§ **Data for processing**
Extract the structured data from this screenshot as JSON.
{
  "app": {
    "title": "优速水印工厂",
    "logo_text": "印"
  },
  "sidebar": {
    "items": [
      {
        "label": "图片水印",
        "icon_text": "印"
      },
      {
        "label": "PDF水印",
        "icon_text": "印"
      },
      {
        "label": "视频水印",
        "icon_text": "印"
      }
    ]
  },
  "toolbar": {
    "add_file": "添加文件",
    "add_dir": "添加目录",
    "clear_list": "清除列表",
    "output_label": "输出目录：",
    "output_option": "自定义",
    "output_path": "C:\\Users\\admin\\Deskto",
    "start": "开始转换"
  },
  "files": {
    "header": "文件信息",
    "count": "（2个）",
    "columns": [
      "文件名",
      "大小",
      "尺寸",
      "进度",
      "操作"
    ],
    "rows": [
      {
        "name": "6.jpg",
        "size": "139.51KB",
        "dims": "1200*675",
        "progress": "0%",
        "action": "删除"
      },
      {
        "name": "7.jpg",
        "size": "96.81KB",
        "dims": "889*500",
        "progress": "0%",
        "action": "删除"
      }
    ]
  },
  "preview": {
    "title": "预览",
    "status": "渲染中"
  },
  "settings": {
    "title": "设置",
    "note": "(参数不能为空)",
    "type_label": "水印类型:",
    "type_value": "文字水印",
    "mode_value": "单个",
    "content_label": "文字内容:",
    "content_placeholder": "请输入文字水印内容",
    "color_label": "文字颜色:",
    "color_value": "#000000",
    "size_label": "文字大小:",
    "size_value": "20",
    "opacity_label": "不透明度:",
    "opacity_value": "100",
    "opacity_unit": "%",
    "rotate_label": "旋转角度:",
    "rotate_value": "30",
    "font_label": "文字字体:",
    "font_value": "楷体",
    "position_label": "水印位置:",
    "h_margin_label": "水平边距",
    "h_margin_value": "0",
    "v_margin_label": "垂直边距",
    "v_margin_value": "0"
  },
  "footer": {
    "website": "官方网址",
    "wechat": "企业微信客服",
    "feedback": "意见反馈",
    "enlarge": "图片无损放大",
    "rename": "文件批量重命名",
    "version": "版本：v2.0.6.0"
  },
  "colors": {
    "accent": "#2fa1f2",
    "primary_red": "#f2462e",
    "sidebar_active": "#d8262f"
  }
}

§ **Required task**
Every entry should be printed again exactly as it stands.

§ **Result for this exercise**
Extract the structured data from this screenshot as JSON.
{
  "app": {
    "title": "优速水印工厂",
    "logo_text": "印"
  },
  "sidebar": {
    "items": [
      {
        "label": "图片水印",
        "icon_text": "印"
      },
      {
        "label": "PDF水印",
        "icon_text": "印"
      },
      {
        "label": "视频水印",
        "icon_text": "印"
      }
    ]
  },
  "toolbar": {
    "add_file": "添加文件",
    "add_dir": "添加目录",
    "clear_list": "清除列表",
    "output_label": "输出目录：",
    "output_option": "自定义",
    "output_path": "C:\\Users\\admin\\Deskto",
    "start": "开始转换"
  },
  "files": {
    "header": "文件信息",
    "count": "（2个）",
    "columns": [
      "文件名",
      "大小",
      "尺寸",
      "进度",
      "操作"
    ],
    "rows": [
      {
        "name": "6.jpg",
        "size": "139.51KB",
        "dims": "1200*675",
        "progress": "0%",
        "action": "删除"
      },
      {
        "name": "7.jpg",
        "size": "96.81KB",
        "dims": "889*500",
        "progress": "0%",
        "action": "删除"
      }
    ]
  },
  "preview": {
    "title": "预览",
    "status": "渲染中"
  },
  "settings": {
    "title": "设置",
    "note": "(参数不能为空)",
    "type_label": "水印类型:",
    "type_value": "文字水印",
    "mode_value": "单个",
    "content_label": "文字内容:",
    "content_placeholder": "请输入文字水印内容",
    "color_label": "文字颜色:",
    "color_value": "#000000",
    "size_label": "文字大小:",
    "size_value": "20",
    "opacity_label": "不透明度:",
    "opacity_value": "100",
    "opacity_unit": "%",
    "rotate_label": "旋转角度:",
    "rotate_value": "30",
    "font_label": "文字字体:",
    "font_value": "楷体",
    "position_label": "水印位置:",
    "h_margin_label": "水平边距",
    "h_margin_value": "0",
    "v_margin_label": "垂直边距",
    "v_margin_value": "0"
  },
  "footer": {
    "website": "官方网址",
    "wechat": "企业微信客服",
    "feedback": "意见反馈",
    "enlarge": "图片无损放大",
    "rename": "文件批量重命名",
    "version": "版本：v2.0.6.0"
  },
  "colors": {
    "accent": "#2fa1f2",
    "primary_red": "#f2462e",
    "sidebar_active": "#d8262f"
  }
}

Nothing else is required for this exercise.